• _Problem requirements_
Copy out every line in the entries below that includes "heading".
######
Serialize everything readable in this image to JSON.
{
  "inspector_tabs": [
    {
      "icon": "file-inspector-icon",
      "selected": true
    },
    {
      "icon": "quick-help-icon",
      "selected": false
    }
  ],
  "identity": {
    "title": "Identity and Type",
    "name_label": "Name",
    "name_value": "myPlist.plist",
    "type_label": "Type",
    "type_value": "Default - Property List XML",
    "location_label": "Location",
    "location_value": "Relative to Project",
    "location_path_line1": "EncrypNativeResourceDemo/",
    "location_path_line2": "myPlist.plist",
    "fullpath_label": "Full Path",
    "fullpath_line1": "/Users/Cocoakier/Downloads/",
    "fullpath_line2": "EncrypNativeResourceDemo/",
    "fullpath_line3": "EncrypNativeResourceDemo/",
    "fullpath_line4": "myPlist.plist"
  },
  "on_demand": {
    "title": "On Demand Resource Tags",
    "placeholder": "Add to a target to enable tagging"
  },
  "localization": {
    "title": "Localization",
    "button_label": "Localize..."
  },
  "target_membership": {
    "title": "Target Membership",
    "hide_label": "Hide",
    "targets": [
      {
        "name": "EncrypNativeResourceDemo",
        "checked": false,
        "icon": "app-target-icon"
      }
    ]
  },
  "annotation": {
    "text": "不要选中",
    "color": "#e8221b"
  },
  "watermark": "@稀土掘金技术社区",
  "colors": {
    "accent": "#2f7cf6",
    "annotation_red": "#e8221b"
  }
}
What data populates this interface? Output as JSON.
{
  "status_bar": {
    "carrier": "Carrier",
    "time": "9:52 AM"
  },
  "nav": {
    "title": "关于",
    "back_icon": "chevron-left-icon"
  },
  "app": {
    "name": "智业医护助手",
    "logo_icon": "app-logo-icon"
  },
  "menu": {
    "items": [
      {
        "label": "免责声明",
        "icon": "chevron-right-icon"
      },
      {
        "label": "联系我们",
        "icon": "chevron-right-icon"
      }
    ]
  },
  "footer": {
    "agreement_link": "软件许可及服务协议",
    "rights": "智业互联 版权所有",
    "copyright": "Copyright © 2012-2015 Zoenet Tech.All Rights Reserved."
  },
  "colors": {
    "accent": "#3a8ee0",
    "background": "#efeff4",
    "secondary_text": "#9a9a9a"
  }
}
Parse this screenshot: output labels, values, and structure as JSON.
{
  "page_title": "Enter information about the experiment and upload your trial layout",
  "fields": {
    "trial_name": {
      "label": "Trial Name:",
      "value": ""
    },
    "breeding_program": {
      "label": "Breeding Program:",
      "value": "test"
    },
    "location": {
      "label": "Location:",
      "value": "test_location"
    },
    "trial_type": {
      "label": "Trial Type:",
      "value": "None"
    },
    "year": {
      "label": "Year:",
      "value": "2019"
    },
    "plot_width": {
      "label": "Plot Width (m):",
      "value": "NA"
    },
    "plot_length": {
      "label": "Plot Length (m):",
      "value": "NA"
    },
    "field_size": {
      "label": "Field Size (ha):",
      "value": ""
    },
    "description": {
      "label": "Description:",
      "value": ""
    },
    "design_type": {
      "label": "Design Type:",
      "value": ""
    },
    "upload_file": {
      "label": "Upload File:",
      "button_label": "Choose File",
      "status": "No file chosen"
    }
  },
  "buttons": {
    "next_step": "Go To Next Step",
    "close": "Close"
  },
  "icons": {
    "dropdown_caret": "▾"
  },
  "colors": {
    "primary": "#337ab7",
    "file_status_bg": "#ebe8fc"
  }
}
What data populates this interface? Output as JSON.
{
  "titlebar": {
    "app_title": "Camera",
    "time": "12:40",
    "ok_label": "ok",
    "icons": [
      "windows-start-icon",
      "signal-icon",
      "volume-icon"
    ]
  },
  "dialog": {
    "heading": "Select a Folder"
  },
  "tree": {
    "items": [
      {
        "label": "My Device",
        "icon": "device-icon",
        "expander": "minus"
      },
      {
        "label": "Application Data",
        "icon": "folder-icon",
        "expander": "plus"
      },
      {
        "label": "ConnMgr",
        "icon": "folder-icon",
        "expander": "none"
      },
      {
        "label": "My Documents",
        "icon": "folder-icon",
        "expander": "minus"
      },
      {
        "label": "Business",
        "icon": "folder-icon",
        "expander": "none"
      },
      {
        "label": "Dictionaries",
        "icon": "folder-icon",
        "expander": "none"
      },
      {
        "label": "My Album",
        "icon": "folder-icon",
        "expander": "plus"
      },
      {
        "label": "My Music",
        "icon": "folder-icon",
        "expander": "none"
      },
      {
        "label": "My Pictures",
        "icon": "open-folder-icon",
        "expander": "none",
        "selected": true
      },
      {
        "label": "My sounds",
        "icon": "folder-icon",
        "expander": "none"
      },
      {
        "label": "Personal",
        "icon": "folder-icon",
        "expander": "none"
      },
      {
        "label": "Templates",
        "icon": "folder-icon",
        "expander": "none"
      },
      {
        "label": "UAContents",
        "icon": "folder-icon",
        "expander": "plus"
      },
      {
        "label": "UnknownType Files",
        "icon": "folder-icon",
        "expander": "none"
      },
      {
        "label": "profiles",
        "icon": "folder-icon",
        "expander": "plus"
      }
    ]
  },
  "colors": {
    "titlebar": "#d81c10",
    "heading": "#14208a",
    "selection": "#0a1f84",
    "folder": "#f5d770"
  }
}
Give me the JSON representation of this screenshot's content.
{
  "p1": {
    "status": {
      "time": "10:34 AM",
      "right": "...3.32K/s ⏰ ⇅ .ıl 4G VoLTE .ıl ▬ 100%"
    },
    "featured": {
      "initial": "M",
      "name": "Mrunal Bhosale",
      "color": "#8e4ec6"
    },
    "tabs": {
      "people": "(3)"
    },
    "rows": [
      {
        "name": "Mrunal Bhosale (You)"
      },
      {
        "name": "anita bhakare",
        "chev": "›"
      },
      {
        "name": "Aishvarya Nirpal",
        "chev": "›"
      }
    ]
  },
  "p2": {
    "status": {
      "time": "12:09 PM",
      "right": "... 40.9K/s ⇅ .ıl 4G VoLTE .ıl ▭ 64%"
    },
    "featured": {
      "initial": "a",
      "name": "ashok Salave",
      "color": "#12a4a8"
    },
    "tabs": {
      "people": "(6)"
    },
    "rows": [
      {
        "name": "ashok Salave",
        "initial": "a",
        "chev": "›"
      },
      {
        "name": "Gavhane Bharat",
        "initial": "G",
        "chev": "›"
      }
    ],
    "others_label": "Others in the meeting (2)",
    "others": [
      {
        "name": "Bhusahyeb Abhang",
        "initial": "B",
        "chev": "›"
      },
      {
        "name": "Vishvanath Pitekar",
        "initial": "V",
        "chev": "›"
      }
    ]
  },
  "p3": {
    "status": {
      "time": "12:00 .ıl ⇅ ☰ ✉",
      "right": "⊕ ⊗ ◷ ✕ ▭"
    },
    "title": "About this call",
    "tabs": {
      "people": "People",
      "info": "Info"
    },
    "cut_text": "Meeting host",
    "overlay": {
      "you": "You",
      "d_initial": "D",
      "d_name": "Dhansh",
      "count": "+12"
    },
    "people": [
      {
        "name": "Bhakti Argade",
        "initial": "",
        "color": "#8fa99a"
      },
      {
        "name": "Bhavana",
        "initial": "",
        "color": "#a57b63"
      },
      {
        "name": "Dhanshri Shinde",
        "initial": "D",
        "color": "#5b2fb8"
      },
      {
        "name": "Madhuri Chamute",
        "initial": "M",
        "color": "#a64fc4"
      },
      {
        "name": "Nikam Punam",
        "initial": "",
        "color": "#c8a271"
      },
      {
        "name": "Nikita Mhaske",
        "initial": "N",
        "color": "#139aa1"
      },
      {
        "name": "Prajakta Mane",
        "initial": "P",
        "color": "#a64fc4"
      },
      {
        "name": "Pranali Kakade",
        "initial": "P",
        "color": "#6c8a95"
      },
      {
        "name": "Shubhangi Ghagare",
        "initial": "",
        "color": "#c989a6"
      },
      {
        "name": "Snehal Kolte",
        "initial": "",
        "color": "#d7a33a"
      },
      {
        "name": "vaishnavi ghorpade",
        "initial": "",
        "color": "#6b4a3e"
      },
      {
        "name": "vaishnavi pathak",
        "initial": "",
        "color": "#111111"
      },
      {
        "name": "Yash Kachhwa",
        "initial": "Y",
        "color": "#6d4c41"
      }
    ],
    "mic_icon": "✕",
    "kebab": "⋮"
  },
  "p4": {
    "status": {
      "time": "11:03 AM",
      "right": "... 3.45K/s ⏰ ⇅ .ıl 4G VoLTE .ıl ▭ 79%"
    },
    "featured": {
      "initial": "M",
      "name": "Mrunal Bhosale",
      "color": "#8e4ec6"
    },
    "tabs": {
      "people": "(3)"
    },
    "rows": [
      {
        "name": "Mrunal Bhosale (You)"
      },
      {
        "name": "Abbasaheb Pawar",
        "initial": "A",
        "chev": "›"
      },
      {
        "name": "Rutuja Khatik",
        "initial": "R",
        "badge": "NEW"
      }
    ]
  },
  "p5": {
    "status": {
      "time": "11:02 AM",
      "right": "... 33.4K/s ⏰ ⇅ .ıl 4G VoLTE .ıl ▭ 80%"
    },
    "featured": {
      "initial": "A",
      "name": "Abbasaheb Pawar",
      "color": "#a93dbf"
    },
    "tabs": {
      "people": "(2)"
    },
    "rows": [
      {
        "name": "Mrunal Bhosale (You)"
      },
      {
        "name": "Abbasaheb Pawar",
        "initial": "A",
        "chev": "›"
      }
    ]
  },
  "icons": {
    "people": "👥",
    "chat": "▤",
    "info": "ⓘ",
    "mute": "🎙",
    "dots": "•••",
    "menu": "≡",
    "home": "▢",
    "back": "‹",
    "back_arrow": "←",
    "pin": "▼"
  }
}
######
• _Final answer_
    "heading": "Select a Folder"
    "heading": "#14208a",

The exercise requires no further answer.